For the listing below, give the count of lines containing "дітьми", and no other text.
-------
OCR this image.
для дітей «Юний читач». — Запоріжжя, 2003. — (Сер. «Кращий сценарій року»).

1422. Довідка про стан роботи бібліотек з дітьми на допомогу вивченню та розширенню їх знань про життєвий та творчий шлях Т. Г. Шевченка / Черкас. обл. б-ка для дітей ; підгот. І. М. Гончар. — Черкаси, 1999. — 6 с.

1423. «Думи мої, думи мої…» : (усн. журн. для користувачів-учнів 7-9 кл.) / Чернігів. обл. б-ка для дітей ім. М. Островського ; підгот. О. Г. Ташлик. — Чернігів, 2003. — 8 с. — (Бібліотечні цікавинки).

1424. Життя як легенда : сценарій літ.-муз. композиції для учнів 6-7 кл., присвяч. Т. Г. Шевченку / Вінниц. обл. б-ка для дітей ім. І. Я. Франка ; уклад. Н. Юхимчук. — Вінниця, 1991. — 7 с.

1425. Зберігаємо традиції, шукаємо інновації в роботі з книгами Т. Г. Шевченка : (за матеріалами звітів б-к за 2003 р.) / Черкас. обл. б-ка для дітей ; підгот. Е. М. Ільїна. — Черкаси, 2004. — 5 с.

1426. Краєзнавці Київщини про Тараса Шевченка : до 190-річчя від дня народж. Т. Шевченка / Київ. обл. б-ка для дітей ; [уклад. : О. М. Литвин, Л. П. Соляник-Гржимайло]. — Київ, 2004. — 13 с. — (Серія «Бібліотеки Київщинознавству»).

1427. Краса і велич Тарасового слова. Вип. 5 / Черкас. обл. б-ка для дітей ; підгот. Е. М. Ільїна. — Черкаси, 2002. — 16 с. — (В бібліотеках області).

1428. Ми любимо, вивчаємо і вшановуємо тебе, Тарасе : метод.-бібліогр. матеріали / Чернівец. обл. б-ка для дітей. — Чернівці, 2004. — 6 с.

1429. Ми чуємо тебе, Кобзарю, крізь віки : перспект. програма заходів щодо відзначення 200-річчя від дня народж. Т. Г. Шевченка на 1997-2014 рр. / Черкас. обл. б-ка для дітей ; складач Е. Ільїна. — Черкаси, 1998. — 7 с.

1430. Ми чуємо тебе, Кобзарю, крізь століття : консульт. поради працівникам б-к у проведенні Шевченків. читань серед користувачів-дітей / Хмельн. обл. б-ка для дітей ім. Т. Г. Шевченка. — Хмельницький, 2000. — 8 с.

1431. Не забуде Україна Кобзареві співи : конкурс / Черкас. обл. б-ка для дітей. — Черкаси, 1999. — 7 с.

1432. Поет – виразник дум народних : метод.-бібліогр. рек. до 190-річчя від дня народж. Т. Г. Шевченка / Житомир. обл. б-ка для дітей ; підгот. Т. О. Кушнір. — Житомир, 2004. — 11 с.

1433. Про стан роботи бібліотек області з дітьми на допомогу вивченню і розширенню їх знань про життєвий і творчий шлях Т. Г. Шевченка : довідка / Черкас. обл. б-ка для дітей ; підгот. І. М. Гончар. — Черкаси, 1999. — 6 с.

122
-------
Exercise solution –
2